Set exercise ▸
Print all of the data exactly as written.

Provided data ▸
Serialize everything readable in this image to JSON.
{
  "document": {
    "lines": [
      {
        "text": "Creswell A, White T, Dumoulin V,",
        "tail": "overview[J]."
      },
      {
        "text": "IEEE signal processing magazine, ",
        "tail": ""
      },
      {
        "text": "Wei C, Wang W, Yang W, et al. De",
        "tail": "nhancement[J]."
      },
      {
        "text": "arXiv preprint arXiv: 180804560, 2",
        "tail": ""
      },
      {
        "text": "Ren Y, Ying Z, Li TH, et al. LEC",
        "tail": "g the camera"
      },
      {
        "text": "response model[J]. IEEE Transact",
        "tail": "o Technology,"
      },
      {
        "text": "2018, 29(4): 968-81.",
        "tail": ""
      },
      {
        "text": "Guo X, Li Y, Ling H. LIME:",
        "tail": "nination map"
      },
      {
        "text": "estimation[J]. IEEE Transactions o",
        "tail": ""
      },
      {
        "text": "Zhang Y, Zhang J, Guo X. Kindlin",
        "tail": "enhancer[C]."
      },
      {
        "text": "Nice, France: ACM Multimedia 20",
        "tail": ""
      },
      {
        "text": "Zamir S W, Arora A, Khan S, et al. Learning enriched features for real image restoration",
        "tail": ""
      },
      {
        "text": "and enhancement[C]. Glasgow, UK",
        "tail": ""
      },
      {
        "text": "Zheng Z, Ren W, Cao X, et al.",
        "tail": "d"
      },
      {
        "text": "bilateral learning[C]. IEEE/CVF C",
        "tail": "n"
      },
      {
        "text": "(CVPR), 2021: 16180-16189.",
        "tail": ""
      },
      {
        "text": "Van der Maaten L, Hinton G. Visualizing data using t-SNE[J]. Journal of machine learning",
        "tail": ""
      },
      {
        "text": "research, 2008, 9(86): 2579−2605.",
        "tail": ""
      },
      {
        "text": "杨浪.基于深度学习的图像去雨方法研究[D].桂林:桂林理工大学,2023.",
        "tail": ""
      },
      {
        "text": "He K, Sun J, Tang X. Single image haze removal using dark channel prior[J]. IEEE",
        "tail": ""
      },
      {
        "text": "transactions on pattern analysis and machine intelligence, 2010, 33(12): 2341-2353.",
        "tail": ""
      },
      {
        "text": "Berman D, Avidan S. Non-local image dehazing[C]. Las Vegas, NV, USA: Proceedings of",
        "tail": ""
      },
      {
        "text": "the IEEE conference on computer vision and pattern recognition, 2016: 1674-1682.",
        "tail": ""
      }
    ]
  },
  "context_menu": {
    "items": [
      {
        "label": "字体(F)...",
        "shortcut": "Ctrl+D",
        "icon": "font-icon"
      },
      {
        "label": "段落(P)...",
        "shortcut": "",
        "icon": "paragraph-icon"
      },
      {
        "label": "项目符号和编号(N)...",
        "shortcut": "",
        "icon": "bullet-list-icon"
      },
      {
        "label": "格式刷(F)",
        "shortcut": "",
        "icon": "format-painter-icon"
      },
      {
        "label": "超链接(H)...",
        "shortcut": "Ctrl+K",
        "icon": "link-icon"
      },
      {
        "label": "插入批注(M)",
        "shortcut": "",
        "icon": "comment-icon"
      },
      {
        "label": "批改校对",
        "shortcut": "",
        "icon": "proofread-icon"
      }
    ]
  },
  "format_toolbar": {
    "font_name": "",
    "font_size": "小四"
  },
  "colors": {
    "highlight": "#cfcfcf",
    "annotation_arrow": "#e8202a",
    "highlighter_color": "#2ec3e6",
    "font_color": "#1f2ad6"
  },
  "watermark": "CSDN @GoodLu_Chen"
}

Exercise output ▸
Serialize everything readable in this image to JSON.
{
  "document": {
    "lines": [
      {
        "text": "Creswell A, White T, Dumoulin V,",
        "tail": "overview[J]."
      },
      {
        "text": "IEEE signal processing magazine, ",
        "tail": ""
      },
      {
        "text": "Wei C, Wang W, Yang W, et al. De",
        "tail": "nhancement[J]."
      },
      {
        "text": "arXiv preprint arXiv: 180804560, 2",
        "tail": ""
      },
      {
        "text": "Ren Y, Ying Z, Li TH, et al. LEC",
        "tail": "g the camera"
      },
      {
        "text": "response model[J]. IEEE Transact",
        "tail": "o Technology,"
      },
      {
        "text": "2018, 29(4): 968-81.",
        "tail": ""
      },
      {
        "text": "Guo X, Li Y, Ling H. LIME:",
        "tail": "nination map"
      },
      {
        "text": "estimation[J]. IEEE Transactions o",
        "tail": ""
      },
      {
        "text": "Zhang Y, Zhang J, Guo X. Kindlin",
        "tail": "enhancer[C]."
      },
      {
        "text": "Nice, France: ACM Multimedia 20",
        "tail": ""
      },
      {
        "text": "Zamir S W, Arora A, Khan S, et al. Learning enriched features for real image restoration",
        "tail": ""
      },
      {
        "text": "and enhancement[C]. Glasgow, UK",
        "tail": ""
      },
      {
        "text": "Zheng Z, Ren W, Cao X, et al.",
        "tail": "d"
      },
      {
        "text": "bilateral learning[C]. IEEE/CVF C",
        "tail": "n"
      },
      {
        "text": "(CVPR), 2021: 16180-16189.",
        "tail": ""
      },
      {
        "text": "Van der Maaten L, Hinton G. Visualizing data using t-SNE[J]. Journal of machine learning",
        "tail": ""
      },
      {
        "text": "research, 2008, 9(86): 2579−2605.",
        "tail": ""
      },
      {
        "text": "杨浪.基于深度学习的图像去雨方法研究[D].桂林:桂林理工大学,2023.",
        "tail": ""
      },
      {
        "text": "He K, Sun J, Tang X. Single image haze removal using dark channel prior[J]. IEEE",
        "tail": ""
      },
      {
        "text": "transactions on pattern analysis and machine intelligence, 2010, 33(12): 2341-2353.",
        "tail": ""
      },
      {
        "text": "Berman D, Avidan S. Non-local image dehazing[C]. Las Vegas, NV, USA: Proceedings of",
        "tail": ""
      },
      {
        "text": "the IEEE conference on computer vision and pattern recognition, 2016: 1674-1682.",
        "tail": ""
      }
    ]
  },
  "context_menu": {
    "items": [
      {
        "label": "字体(F)...",
        "shortcut": "Ctrl+D",
        "icon": "font-icon"
      },
      {
        "label": "段落(P)...",
        "shortcut": "",
        "icon": "paragraph-icon"
      },
      {
        "label": "项目符号和编号(N)...",
        "shortcut": "",
        "icon": "bullet-list-icon"
      },
      {
        "label": "格式刷(F)",
        "shortcut": "",
        "icon": "format-painter-icon"
      },
      {
        "label": "超链接(H)...",
        "shortcut": "Ctrl+K",
        "icon": "link-icon"
      },
      {
        "label": "插入批注(M)",
        "shortcut": "",
        "icon": "comment-icon"
      },
      {
        "label": "批改校对",
        "shortcut": "",
        "icon": "proofread-icon"
      }
    ]
  },
  "format_toolbar": {
    "font_name": "",
    "font_size": "小四"
  },
  "colors": {
    "highlight": "#cfcfcf",
    "annotation_arrow": "#e8202a",
    "highlighter_color": "#2ec3e6",
    "font_color": "#1f2ad6"
  },
  "watermark": "CSDN @GoodLu_Chen"
}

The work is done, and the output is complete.